— BEGIN Entries shown —

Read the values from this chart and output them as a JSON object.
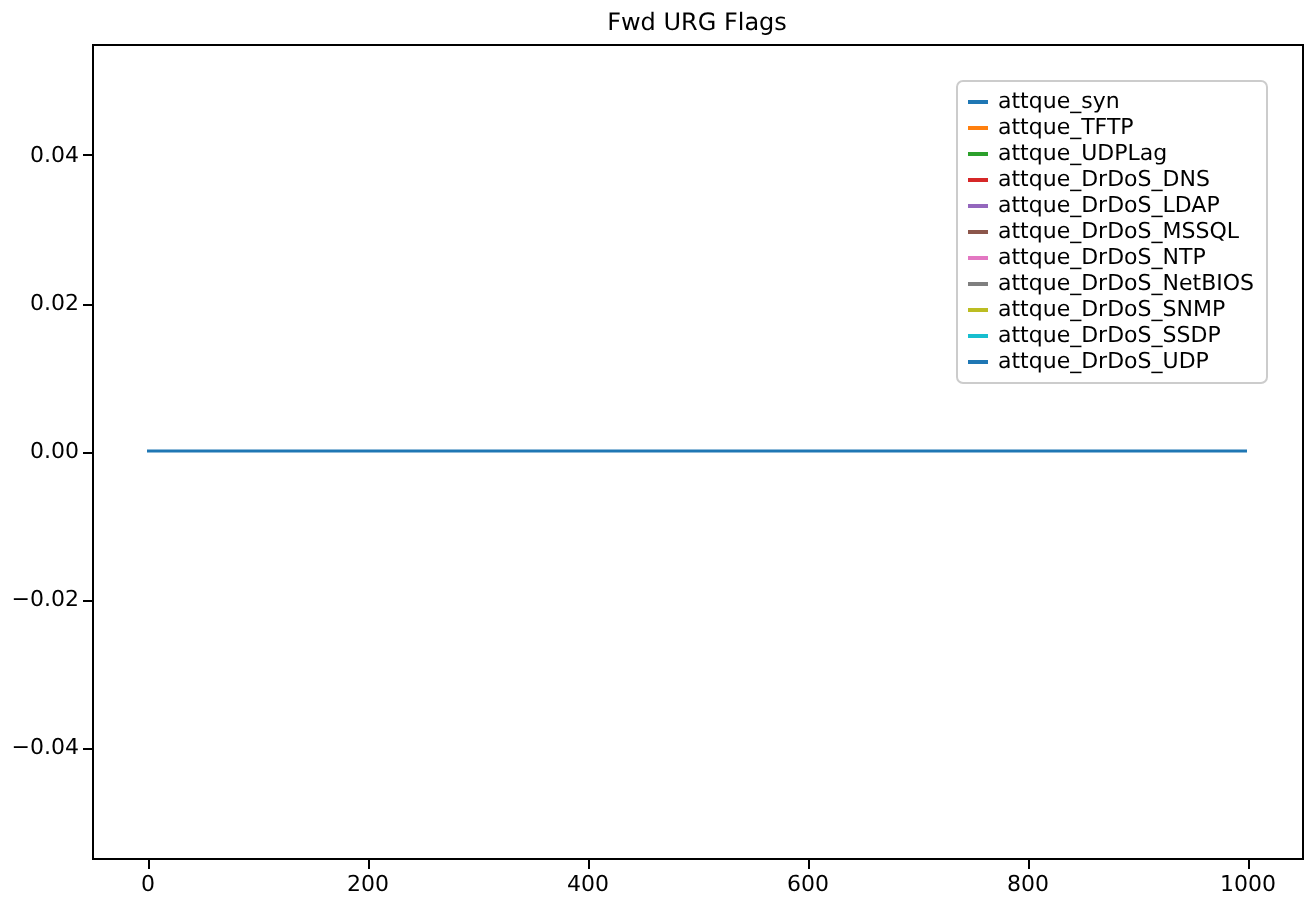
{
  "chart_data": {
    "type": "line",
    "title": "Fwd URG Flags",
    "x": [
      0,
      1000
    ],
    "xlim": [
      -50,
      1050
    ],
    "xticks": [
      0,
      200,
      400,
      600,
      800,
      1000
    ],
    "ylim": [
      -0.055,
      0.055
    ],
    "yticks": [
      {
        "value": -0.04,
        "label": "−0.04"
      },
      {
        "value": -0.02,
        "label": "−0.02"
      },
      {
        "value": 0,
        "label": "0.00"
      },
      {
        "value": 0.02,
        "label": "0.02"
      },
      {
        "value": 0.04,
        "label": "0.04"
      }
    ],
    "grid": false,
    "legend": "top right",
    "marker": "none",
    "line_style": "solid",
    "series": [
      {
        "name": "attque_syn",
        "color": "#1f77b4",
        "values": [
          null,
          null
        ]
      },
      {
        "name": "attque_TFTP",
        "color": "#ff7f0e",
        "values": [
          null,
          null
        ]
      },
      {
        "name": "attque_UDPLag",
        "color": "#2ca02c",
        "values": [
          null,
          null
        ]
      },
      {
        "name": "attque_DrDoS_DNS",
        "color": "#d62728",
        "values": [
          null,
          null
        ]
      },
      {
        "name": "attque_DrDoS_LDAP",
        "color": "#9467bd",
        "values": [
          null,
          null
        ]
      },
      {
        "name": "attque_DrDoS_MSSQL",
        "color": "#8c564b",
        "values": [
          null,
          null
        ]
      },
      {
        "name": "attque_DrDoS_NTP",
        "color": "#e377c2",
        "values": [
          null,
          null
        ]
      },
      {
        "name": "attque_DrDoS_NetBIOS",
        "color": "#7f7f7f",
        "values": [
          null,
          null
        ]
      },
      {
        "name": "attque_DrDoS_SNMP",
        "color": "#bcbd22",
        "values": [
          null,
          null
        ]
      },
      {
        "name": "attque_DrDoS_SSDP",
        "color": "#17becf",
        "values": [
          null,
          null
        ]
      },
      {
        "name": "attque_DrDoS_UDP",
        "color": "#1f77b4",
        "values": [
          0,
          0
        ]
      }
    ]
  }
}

— END Entries shown —

Exercise instructions >> Your task is to return the entries above exactly, with no pictures.

Solution to the exercise >>
Read the values from this chart and output them as a JSON object.
{
  "chart_data": {
    "type": "line",
    "title": "Fwd URG Flags",
    "x": [
      0,
      1000
    ],
    "xlim": [
      -50,
      1050
    ],
    "xticks": [
      0,
      200,
      400,
      600,
      800,
      1000
    ],
    "ylim": [
      -0.055,
      0.055
    ],
    "yticks": [
      {
        "value": -0.04,
        "label": "−0.04"
      },
      {
        "value": -0.02,
        "label": "−0.02"
      },
      {
        "value": 0,
        "label": "0.00"
      },
      {
        "value": 0.02,
        "label": "0.02"
      },
      {
        "value": 0.04,
        "label": "0.04"
      }
    ],
    "grid": false,
    "legend": "top right",
    "marker": "none",
    "line_style": "solid",
    "series": [
      {
        "name": "attque_syn",
        "color": "#1f77b4",
        "values": [
          null,
          null
        ]
      },
      {
        "name": "attque_TFTP",
        "color": "#ff7f0e",
        "values": [
          null,
          null
        ]
      },
      {
        "name": "attque_UDPLag",
        "color": "#2ca02c",
        "values": [
          null,
          null
        ]
      },
      {
        "name": "attque_DrDoS_DNS",
        "color": "#d62728",
        "values": [
          null,
          null
        ]
      },
      {
        "name": "attque_DrDoS_LDAP",
        "color": "#9467bd",
        "values": [
          null,
          null
        ]
      },
      {
        "name": "attque_DrDoS_MSSQL",
        "color": "#8c564b",
        "values": [
          null,
          null
        ]
      },
      {
        "name": "attque_DrDoS_NTP",
        "color": "#e377c2",
        "values": [
          null,
          null
        ]
      },
      {
        "name": "attque_DrDoS_NetBIOS",
        "color": "#7f7f7f",
        "values": [
          null,
          null
        ]
      },
      {
        "name": "attque_DrDoS_SNMP",
        "color": "#bcbd22",
        "values": [
          null,
          null
        ]
      },
      {
        "name": "attque_DrDoS_SSDP",
        "color": "#17becf",
        "values": [
          null,
          null
        ]
      },
      {
        "name": "attque_DrDoS_UDP",
        "color": "#1f77b4",
        "values": [
          0,
          0
        ]
      }
    ]
  }
}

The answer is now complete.